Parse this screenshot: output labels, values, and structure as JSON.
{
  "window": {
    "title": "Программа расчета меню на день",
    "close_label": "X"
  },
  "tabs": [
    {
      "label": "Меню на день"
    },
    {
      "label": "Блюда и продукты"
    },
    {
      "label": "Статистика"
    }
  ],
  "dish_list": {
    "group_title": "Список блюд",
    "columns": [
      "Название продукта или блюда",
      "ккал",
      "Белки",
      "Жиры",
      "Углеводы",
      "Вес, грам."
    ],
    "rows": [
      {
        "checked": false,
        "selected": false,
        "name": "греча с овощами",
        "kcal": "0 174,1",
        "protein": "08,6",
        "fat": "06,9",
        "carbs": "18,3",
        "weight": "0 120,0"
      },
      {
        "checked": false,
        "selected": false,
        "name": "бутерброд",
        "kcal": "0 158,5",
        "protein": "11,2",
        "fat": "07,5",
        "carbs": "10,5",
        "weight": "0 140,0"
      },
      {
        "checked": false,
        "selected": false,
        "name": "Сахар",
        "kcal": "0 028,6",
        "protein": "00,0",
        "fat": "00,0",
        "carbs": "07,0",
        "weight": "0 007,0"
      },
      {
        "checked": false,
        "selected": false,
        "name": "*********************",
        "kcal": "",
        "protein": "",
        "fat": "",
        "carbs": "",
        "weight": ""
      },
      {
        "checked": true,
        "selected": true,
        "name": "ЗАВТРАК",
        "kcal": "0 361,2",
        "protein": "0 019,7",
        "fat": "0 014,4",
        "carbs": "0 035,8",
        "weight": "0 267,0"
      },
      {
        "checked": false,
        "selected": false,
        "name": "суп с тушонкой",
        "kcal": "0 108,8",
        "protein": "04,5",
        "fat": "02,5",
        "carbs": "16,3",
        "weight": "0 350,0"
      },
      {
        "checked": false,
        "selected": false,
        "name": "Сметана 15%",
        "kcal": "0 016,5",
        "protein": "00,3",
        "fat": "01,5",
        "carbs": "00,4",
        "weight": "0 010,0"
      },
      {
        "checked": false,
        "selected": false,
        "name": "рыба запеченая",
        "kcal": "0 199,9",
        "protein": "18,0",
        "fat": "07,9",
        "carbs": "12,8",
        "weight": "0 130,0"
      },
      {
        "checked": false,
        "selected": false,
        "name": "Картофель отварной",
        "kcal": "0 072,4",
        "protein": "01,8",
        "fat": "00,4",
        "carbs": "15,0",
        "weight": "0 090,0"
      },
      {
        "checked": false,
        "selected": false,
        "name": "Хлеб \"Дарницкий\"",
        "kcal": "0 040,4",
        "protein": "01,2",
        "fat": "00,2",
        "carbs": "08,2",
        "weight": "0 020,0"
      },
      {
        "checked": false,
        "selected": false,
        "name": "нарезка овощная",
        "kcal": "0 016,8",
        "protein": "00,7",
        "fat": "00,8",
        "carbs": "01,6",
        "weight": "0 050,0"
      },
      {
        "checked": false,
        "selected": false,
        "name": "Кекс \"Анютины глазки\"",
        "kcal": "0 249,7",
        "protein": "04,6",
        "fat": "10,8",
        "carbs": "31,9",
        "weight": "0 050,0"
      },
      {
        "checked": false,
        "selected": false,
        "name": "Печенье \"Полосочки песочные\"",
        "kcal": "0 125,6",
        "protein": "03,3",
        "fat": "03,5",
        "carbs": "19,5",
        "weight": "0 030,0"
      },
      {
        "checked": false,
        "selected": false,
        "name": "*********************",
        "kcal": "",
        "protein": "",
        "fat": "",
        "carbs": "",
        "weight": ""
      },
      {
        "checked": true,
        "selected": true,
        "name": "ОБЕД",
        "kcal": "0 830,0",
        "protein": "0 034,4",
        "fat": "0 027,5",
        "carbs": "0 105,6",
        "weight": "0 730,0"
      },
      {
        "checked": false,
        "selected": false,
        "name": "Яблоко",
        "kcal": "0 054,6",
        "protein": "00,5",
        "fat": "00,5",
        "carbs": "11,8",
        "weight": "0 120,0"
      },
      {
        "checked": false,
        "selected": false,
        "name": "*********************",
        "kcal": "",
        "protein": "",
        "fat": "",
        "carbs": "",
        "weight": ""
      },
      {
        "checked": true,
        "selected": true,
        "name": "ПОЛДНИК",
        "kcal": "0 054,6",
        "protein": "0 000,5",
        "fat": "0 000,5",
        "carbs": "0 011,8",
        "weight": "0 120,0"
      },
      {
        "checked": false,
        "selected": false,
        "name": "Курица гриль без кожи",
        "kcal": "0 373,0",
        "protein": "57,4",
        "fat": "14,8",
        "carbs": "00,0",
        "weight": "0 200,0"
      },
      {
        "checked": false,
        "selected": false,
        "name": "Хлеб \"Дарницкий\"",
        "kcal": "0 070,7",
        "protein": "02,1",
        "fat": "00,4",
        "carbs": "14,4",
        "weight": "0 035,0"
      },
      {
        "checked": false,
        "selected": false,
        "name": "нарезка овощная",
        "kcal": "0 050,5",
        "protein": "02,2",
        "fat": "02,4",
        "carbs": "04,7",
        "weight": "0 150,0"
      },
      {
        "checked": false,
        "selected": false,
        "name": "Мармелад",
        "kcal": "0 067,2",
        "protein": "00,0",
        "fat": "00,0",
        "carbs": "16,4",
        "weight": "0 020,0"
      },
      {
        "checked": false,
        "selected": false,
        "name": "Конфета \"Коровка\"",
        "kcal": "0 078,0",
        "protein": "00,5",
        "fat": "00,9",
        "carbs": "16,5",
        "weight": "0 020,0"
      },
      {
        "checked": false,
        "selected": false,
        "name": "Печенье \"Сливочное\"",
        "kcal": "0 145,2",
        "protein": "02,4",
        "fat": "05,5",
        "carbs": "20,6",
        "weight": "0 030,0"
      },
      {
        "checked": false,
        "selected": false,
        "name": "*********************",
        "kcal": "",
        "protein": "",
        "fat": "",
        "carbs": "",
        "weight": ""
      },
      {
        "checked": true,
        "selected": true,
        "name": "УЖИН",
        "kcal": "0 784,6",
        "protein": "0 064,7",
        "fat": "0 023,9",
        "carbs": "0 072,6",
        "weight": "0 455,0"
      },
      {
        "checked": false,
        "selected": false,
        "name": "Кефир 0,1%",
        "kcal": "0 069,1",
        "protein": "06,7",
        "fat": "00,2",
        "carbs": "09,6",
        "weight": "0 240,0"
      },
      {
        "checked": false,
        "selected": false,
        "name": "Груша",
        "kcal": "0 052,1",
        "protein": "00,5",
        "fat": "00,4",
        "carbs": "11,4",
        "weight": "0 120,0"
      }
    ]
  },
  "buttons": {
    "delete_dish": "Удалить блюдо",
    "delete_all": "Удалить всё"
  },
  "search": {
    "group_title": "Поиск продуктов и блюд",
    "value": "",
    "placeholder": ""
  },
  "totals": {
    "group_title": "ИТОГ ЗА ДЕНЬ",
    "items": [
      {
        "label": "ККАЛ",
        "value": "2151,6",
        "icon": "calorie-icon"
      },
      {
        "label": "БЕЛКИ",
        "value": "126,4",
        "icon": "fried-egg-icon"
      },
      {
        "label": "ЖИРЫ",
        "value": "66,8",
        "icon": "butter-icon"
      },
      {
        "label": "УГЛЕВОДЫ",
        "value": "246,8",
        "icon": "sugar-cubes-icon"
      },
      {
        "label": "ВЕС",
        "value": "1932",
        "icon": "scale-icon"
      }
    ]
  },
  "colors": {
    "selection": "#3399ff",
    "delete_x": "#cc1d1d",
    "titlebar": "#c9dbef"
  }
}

------------------------------------------------------------

* TRY IT: For each line of the material that contains the word "Печенье", make a copy.

* TASK OUTPUT:
        "name": "Печенье \"Полосочки песочные\"",
        "name": "Печенье \"Сливочное\"",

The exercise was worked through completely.